REQUEST:
Give the entries again, word for word.

DATASET ENTRIES:
»»

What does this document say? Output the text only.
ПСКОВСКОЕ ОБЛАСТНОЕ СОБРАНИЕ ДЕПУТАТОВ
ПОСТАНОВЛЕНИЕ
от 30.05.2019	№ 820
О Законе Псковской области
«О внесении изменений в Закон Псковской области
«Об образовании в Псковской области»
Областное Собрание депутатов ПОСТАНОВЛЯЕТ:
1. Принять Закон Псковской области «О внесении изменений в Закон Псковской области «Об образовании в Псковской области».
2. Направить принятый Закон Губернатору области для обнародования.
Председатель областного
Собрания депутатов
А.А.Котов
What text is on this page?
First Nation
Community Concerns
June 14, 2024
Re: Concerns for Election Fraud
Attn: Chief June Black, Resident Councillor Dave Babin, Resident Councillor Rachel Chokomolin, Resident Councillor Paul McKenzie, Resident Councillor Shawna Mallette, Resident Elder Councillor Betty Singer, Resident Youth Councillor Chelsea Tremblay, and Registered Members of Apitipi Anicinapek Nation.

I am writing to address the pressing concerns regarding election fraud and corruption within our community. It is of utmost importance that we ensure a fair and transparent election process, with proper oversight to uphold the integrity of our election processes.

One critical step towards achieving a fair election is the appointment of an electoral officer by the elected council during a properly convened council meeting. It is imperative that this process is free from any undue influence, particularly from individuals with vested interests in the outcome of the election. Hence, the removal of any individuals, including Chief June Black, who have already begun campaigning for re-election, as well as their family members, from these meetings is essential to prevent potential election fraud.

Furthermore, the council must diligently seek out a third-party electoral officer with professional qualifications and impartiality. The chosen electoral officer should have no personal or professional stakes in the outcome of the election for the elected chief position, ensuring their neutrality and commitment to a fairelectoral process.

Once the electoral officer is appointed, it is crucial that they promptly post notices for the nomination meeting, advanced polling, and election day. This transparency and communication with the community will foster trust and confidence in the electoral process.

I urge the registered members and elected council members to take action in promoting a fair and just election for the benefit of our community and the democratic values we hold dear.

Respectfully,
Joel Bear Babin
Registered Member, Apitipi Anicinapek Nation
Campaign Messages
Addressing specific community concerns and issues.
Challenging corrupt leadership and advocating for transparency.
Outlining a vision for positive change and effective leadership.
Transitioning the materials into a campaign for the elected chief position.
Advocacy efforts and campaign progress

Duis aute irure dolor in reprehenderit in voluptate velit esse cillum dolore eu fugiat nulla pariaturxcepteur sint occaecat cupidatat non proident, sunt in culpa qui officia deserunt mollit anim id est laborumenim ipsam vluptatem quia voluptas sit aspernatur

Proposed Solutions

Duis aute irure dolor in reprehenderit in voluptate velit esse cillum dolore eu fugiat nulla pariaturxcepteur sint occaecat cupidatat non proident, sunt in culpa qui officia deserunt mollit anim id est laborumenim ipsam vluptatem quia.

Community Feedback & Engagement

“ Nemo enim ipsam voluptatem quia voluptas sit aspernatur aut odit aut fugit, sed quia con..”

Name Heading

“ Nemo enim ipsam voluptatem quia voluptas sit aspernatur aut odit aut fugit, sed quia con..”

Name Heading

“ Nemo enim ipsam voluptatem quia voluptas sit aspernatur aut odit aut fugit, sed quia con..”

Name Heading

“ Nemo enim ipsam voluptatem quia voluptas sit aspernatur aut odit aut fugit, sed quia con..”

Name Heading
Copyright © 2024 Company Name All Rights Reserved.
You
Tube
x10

««

EXERCISE OUTPUT:
What does this document say? Output the text only.
ПСКОВСКОЕ ОБЛАСТНОЕ СОБРАНИЕ ДЕПУТАТОВ
ПОСТАНОВЛЕНИЕ
от 30.05.2019	№ 820
О Законе Псковской области
«О внесении изменений в Закон Псковской области
«Об образовании в Псковской области»
Областное Собрание депутатов ПОСТАНОВЛЯЕТ:
1. Принять Закон Псковской области «О внесении изменений в Закон Псковской области «Об образовании в Псковской области».
2. Направить принятый Закон Губернатору области для обнародования.
Председатель областного
Собрания депутатов
А.А.Котов
What text is on this page?
First Nation
Community Concerns
June 14, 2024
Re: Concerns for Election Fraud
Attn: Chief June Black, Resident Councillor Dave Babin, Resident Councillor Rachel Chokomolin, Resident Councillor Paul McKenzie, Resident Councillor Shawna Mallette, Resident Elder Councillor Betty Singer, Resident Youth Councillor Chelsea Tremblay, and Registered Members of Apitipi Anicinapek Nation.

I am writing to address the pressing concerns regarding election fraud and corruption within our community. It is of utmost importance that we ensure a fair and transparent election process, with proper oversight to uphold the integrity of our election processes.

One critical step towards achieving a fair election is the appointment of an electoral officer by the elected council during a properly convened council meeting. It is imperative that this process is free from any undue influence, particularly from individuals with vested interests in the outcome of the election. Hence, the removal of any individuals, including Chief June Black, who have already begun campaigning for re-election, as well as their family members, from these meetings is essential to prevent potential election fraud.

Furthermore, the council must diligently seek out a third-party electoral officer with professional qualifications and impartiality. The chosen electoral officer should have no personal or professional stakes in the outcome of the election for the elected chief position, ensuring their neutrality and commitment to a fairelectoral process.

Once the electoral officer is appointed, it is crucial that they promptly post notices for the nomination meeting, advanced polling, and election day. This transparency and communication with the community will foster trust and confidence in the electoral process.

I urge the registered members and elected council members to take action in promoting a fair and just election for the benefit of our community and the democratic values we hold dear.

Respectfully,
Joel Bear Babin
Registered Member, Apitipi Anicinapek Nation
Campaign Messages
Addressing specific community concerns and issues.
Challenging corrupt leadership and advocating for transparency.
Outlining a vision for positive change and effective leadership.
Transitioning the materials into a campaign for the elected chief position.
Advocacy efforts and campaign progress

Duis aute irure dolor in reprehenderit in voluptate velit esse cillum dolore eu fugiat nulla pariaturxcepteur sint occaecat cupidatat non proident, sunt in culpa qui officia deserunt mollit anim id est laborumenim ipsam vluptatem quia voluptas sit aspernatur

Proposed Solutions

Duis aute irure dolor in reprehenderit in voluptate velit esse cillum dolore eu fugiat nulla pariaturxcepteur sint occaecat cupidatat non proident, sunt in culpa qui officia deserunt mollit anim id est laborumenim ipsam vluptatem quia.

Community Feedback & Engagement

“ Nemo enim ipsam voluptatem quia voluptas sit aspernatur aut odit aut fugit, sed quia con..”

Name Heading

“ Nemo enim ipsam voluptatem quia voluptas sit aspernatur aut odit aut fugit, sed quia con..”

Name Heading

“ Nemo enim ipsam voluptatem quia voluptas sit aspernatur aut odit aut fugit, sed quia con..”

Name Heading

“ Nemo enim ipsam voluptatem quia voluptas sit aspernatur aut odit aut fugit, sed quia con..”

Name Heading
Copyright © 2024 Company Name All Rights Reserved.
You
Tube
x10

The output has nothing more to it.